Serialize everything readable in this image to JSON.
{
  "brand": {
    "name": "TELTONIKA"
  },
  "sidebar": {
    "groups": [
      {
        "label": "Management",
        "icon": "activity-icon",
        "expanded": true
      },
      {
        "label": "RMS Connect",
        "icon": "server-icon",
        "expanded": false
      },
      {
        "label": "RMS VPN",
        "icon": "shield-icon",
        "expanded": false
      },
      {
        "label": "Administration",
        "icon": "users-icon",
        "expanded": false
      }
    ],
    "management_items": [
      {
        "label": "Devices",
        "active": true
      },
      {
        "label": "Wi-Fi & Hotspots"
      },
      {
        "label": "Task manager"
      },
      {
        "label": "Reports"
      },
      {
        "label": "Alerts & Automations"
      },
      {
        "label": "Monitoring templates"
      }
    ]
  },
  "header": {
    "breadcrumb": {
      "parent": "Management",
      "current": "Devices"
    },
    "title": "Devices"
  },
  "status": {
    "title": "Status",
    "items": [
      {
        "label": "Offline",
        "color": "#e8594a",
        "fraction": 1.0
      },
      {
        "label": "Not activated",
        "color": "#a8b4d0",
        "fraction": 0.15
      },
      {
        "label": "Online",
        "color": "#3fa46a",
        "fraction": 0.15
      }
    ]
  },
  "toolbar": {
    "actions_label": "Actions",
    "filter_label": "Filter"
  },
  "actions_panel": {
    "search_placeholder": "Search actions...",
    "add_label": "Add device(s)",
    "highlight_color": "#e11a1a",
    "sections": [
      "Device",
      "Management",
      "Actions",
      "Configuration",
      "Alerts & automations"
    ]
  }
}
============
Copy out the material above in its entirety. Every detail must match.

Serialize everything readable in this image to JSON.
{
  "brand": {
    "name": "TELTONIKA"
  },
  "sidebar": {
    "groups": [
      {
        "label": "Management",
        "icon": "activity-icon",
        "expanded": true
      },
      {
        "label": "RMS Connect",
        "icon": "server-icon",
        "expanded": false
      },
      {
        "label": "RMS VPN",
        "icon": "shield-icon",
        "expanded": false
      },
      {
        "label": "Administration",
        "icon": "users-icon",
        "expanded": false
      }
    ],
    "management_items": [
      {
        "label": "Devices",
        "active": true
      },
      {
        "label": "Wi-Fi & Hotspots"
      },
      {
        "label": "Task manager"
      },
      {
        "label": "Reports"
      },
      {
        "label": "Alerts & Automations"
      },
      {
        "label": "Monitoring templates"
      }
    ]
  },
  "header": {
    "breadcrumb": {
      "parent": "Management",
      "current": "Devices"
    },
    "title": "Devices"
  },
  "status": {
    "title": "Status",
    "items": [
      {
        "label": "Offline",
        "color": "#e8594a",
        "fraction": 1.0
      },
      {
        "label": "Not activated",
        "color": "#a8b4d0",
        "fraction": 0.15
      },
      {
        "label": "Online",
        "color": "#3fa46a",
        "fraction": 0.15
      }
    ]
  },
  "toolbar": {
    "actions_label": "Actions",
    "filter_label": "Filter"
  },
  "actions_panel": {
    "search_placeholder": "Search actions...",
    "add_label": "Add device(s)",
    "highlight_color": "#e11a1a",
    "sections": [
      "Device",
      "Management",
      "Actions",
      "Configuration",
      "Alerts & automations"
    ]
  }
}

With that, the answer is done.